- **Information supplied**:
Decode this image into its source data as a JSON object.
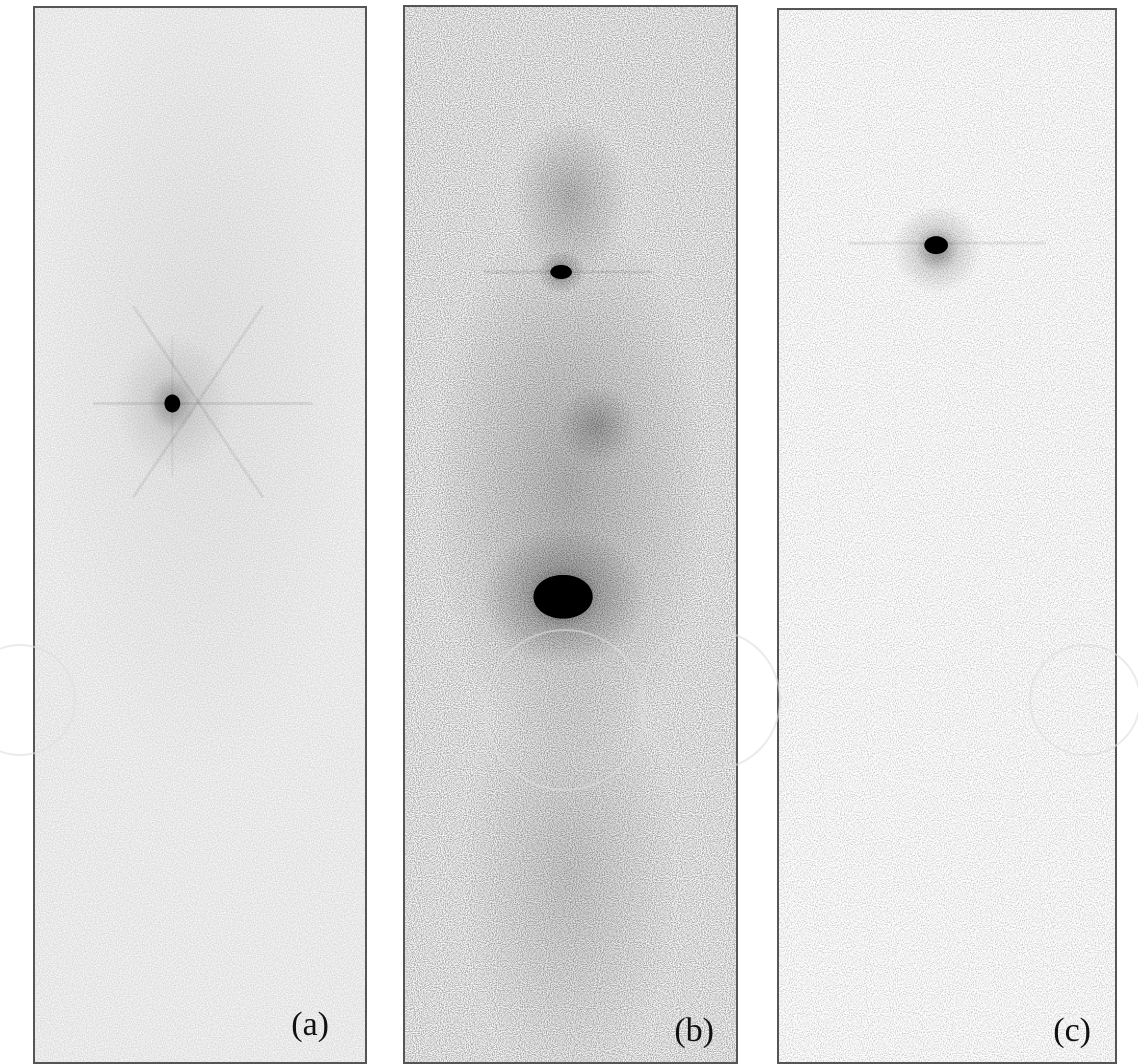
{
  "figure": {
    "panels": [
      {
        "id": "a",
        "label": "(a)"
      },
      {
        "id": "b",
        "label": "(b)"
      },
      {
        "id": "c",
        "label": "(c)"
      }
    ]
  }
}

- **Given exercise**: Print out the lines exactly, skipping any picture.

- **Written response**:
Decode this image into its source data as a JSON object.
{
  "figure": {
    "panels": [
      {
        "id": "a",
        "label": "(a)"
      },
      {
        "id": "b",
        "label": "(b)"
      },
      {
        "id": "c",
        "label": "(c)"
      }
    ]
  }
}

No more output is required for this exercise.